-------- TEXT TO READ --------

Let’s Talk About Money

Hi MOE Readers,

I wrote the following before Christmas but have been too chicken to post it. This article in the NYT gave me the courage I needed.

Here’s why I know my salary over the course of my career has not been commeserate with what I “should” be making as an attorney: my husband’s salary. My salary has never measured up to his, and he only has a bachelor’s degree.

Do all my laments below have to do with the gender gap? No. A lot have to do with personal choices and the decision to be a solo practitioner. Do I begrudge my husband his large salary and the fact that he probably works 75% of the hours I do? No, because I am a beneficiary, and I am grateful. But is it frustrating to watch? You betcha!

Anyway, without further ado, here is what I wrote about three weeks ago:

Law-Mom: I recently posted this post about a comic on our Facebook page. Reading the article and comic actually made me a little emotional. For the past almost 8 months, I have been working two jobs, working 70 to 80 hours per week. I am exhausted and know I work as hard as I possibly can. If I don’t meet my salary goals in the next year, I don’t even know how I will feel then. But it won’t be good.

The article got me thinking about my own salary and my own feelings surrounding this wage gap topic. My own “motherload wage penalty” may or may not be related to the gender wage gap. I admittedly started out my career in a small, underpaying firm. Partly because, I very wrongly assumed, I wanted to be a SAHM. That did not help me. I also took about 5 years “off” to be mostly home with my children. During that time, I kept my foot in the door while I worked on a part-time basis. Hence, there may or may not be a mother-penalty aspect to my wage history.

--------

STATED TASK 1
Decide whether each statement agrees with the salary post, answering yes or no and quoting the words from the post that settle it: (a) The writer's husband holds only a bachelor's degree. (b) For almost 8 months the writer has worked two jobs at 70 to 80 hours per week. (c) The writer took about ten years off to be mostly home with the children.
The salary post and the listing have nothing to do with each other.

-------- DATASET EXCERPTS --------

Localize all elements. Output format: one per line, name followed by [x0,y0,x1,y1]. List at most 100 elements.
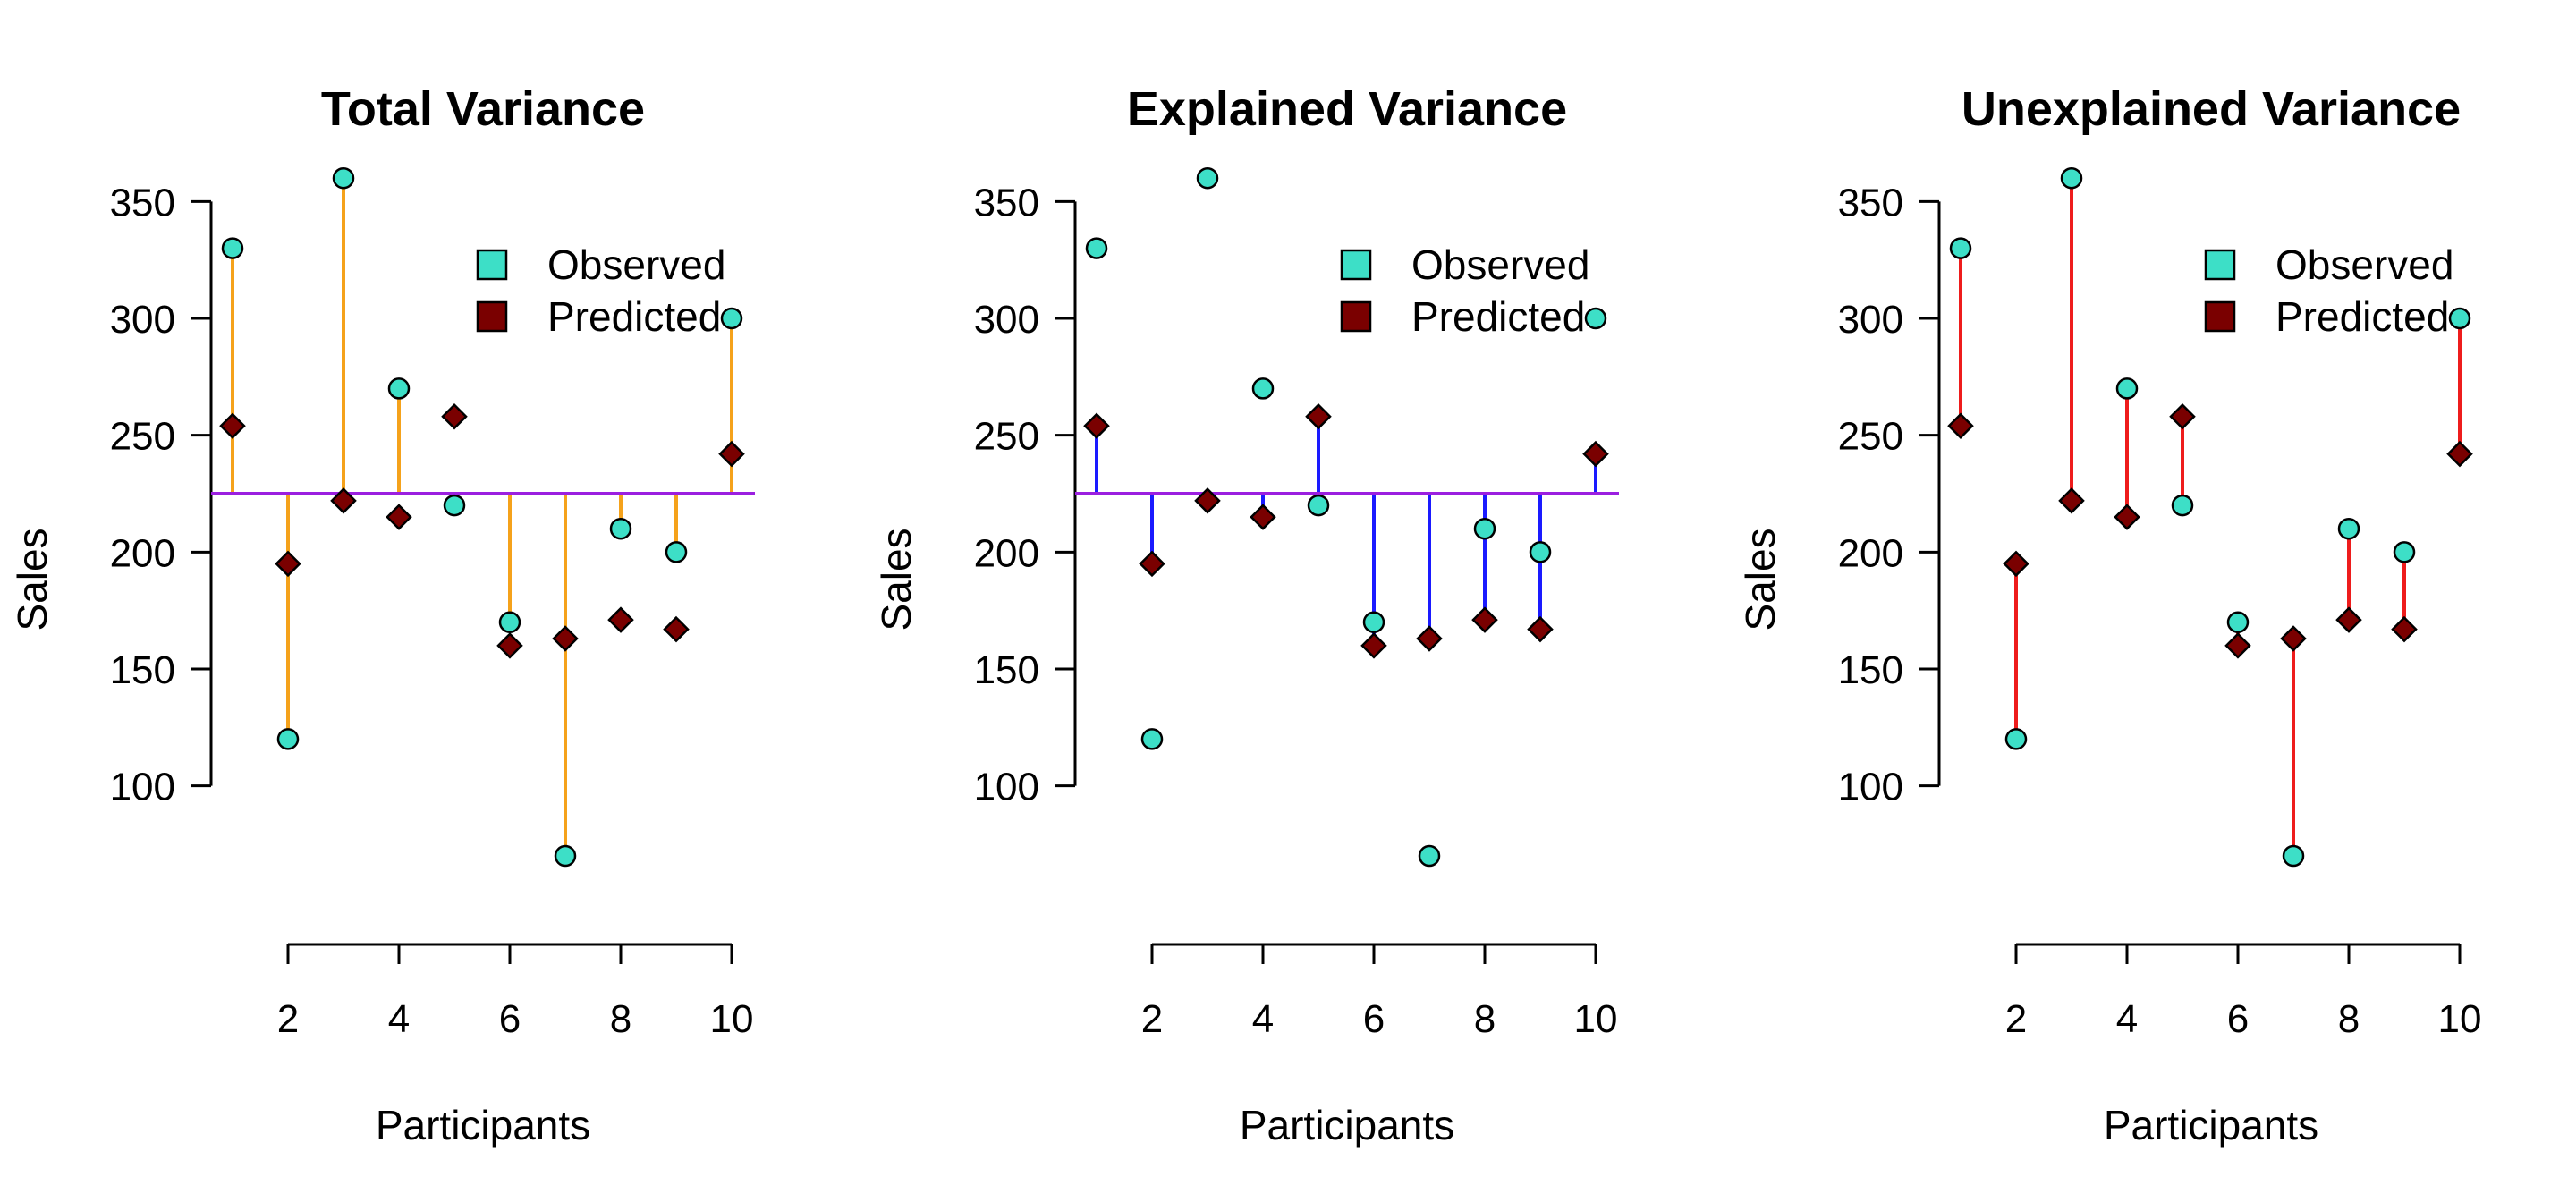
predicted-point [2335,606,2362,633]
observed-point [1307,494,1330,517]
predicted-point [1947,412,1974,439]
observed-point [276,728,300,750]
y-tick-label: 350 [974,181,1039,224]
legend-swatch-predicted [2204,300,2236,333]
predicted-point [2058,487,2085,514]
predicted-point [2169,402,2196,430]
observed-point [1529,541,1552,563]
x-axis-label: Participants [376,1102,590,1148]
predicted-point [663,615,690,643]
legend-swatch-predicted [1340,300,1372,333]
predicted-point [2003,550,2029,578]
y-tick-label: 100 [974,766,1039,809]
y-tick-label: 250 [1838,415,1903,459]
legend-label-predicted: Predicted [2275,293,2449,340]
observed-point [2337,517,2360,540]
y-tick-label: 200 [1838,531,1903,575]
predicted-point [1305,402,1332,430]
legend-label-observed: Observed [2275,241,2453,288]
predicted-point [2446,440,2473,468]
observed-point [1949,237,1972,259]
y-tick-label: 250 [974,415,1039,459]
x-axis-label: Participants [1240,1102,1454,1148]
x-tick-label: 10 [710,997,754,1041]
legend-label-observed: Observed [1411,241,1589,288]
y-tick-label: 300 [974,298,1039,342]
legend-swatch-predicted [476,300,508,333]
x-axis-label: Participants [2104,1102,2318,1148]
legend-swatch-observed [2204,249,2236,281]
chart-title: Unexplained Variance [1962,82,2461,136]
observed-point [1473,517,1496,540]
y-tick-label: 150 [1838,648,1903,692]
predicted-point [718,440,745,468]
predicted-point [1194,487,1221,514]
observed-point [2171,494,2194,517]
observed-point [2393,541,2416,563]
predicted-point [1582,440,1609,468]
legend-swatch-observed [1340,249,1372,281]
observed-point [1140,728,1164,750]
observed-point [1085,237,1108,259]
y-tick-label: 200 [974,531,1039,575]
observed-point [387,377,411,400]
predicted-point [2114,504,2140,530]
y-axis-label: Sales [1737,528,1784,631]
predicted-point [441,402,468,430]
predicted-point [1250,504,1276,530]
predicted-point [607,606,634,633]
x-tick-label: 6 [1363,997,1385,1041]
observed-point [1418,844,1441,868]
x-tick-label: 4 [1252,997,1274,1041]
y-tick-label: 100 [1838,766,1903,809]
predicted-point [386,504,412,530]
y-tick-label: 200 [110,531,175,575]
chart-title: Explained Variance [1127,82,1567,136]
legend: Observed Predicted [476,241,725,340]
y-tick-label: 100 [110,766,175,809]
x-tick-label: 10 [2438,997,2482,1041]
observed-point [665,541,688,563]
observed-point [720,307,743,330]
observed-point [1251,377,1275,400]
y-axis-label: Sales [873,528,919,631]
y-tick-label: 150 [974,648,1039,692]
observed-point [2448,307,2471,330]
x-tick-label: 2 [1141,997,1163,1041]
x-tick-label: 4 [2116,997,2138,1041]
x-tick-label: 6 [2227,997,2249,1041]
predicted-point [219,412,246,439]
observed-point [2115,377,2139,400]
observed-point [2226,611,2250,633]
predicted-point [2224,632,2251,659]
predicted-point [275,550,301,578]
x-tick-label: 6 [499,997,521,1041]
x-tick-label: 8 [2338,997,2360,1041]
legend-label-predicted: Predicted [1411,293,1585,340]
legend: Observed Predicted [1340,241,1589,340]
predicted-point [1360,632,1387,659]
chart-panel-2: Explained Variance 100 150 200 250 300 350 Sale… [873,82,1619,1148]
predicted-point [2391,615,2418,643]
predicted-point [552,625,579,652]
predicted-point [1139,550,1165,578]
predicted-point [1416,625,1443,652]
observed-point [2060,166,2083,190]
observed-point [498,611,521,633]
observed-point [2004,728,2028,750]
x-tick-label: 4 [388,997,410,1041]
predicted-point [2280,625,2307,652]
chart-title: Total Variance [321,82,645,136]
observed-point [2282,844,2305,868]
observed-point [1196,166,1219,190]
x-tick-label: 2 [277,997,299,1041]
y-tick-label: 150 [110,648,175,692]
predicted-point [1527,615,1554,643]
legend-label-observed: Observed [547,241,725,288]
chart-panel-3: Unexplained Variance 100 150 200 250 300 350 Sa… [1737,82,2481,1148]
predicted-point [330,487,357,514]
y-tick-label: 300 [1838,298,1903,342]
observed-point [609,517,632,540]
observed-point [221,237,244,259]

--------

STATED TASK 2
Write out the lines of the listing from the line with "predicted-point [2335,606,2362,633]" up to and including the line with "observed-point [1140,728,1164,750]".

FINAL RESULT 1
(a) Yes: "he only has a bachelor’s degree."
(b) Yes: "For the past almost 8 months, I have been working two jobs, working 70 to 80 hours per week."
(c) No: "I also took about 5 years “off” to be mostly home with my children."

FINAL RESULT 2
predicted-point [2335,606,2362,633]
observed-point [1307,494,1330,517]
predicted-point [1947,412,1974,439]
observed-point [276,728,300,750]
y-tick-label: 350 [974,181,1039,224]
legend-swatch-predicted [2204,300,2236,333]
predicted-point [2058,487,2085,514]
predicted-point [2169,402,2196,430]
observed-point [1529,541,1552,563]
x-axis-label: Participants [376,1102,590,1148]
predicted-point [663,615,690,643]
legend-swatch-predicted [1340,300,1372,333]
predicted-point [2003,550,2029,578]
y-tick-label: 100 [974,766,1039,809]
y-tick-label: 250 [1838,415,1903,459]
legend-label-predicted: Predicted [2275,293,2449,340]
observed-point [2337,517,2360,540]
y-tick-label: 200 [1838,531,1903,575]
predicted-point [1305,402,1332,430]
legend-label-observed: Observed [2275,241,2453,288]
predicted-point [2446,440,2473,468]
observed-point [1949,237,1972,259]
y-tick-label: 250 [974,415,1039,459]
x-axis-label: Participants [1240,1102,1454,1148]
x-tick-label: 10 [710,997,754,1041]
legend-label-observed: Observed [1411,241,1589,288]
y-tick-label: 300 [974,298,1039,342]
legend-swatch-predicted [476,300,508,333]
x-axis-label: Participants [2104,1102,2318,1148]
legend-swatch-observed [2204,249,2236,281]
chart-title: Unexplained Variance [1962,82,2461,136]
observed-point [1473,517,1496,540]
y-tick-label: 150 [1838,648,1903,692]
predicted-point [718,440,745,468]
predicted-point [1194,487,1221,514]
observed-point [2171,494,2194,517]
observed-point [2393,541,2416,563]
predicted-point [1582,440,1609,468]
legend-swatch-observed [1340,249,1372,281]
observed-point [1140,728,1164,750]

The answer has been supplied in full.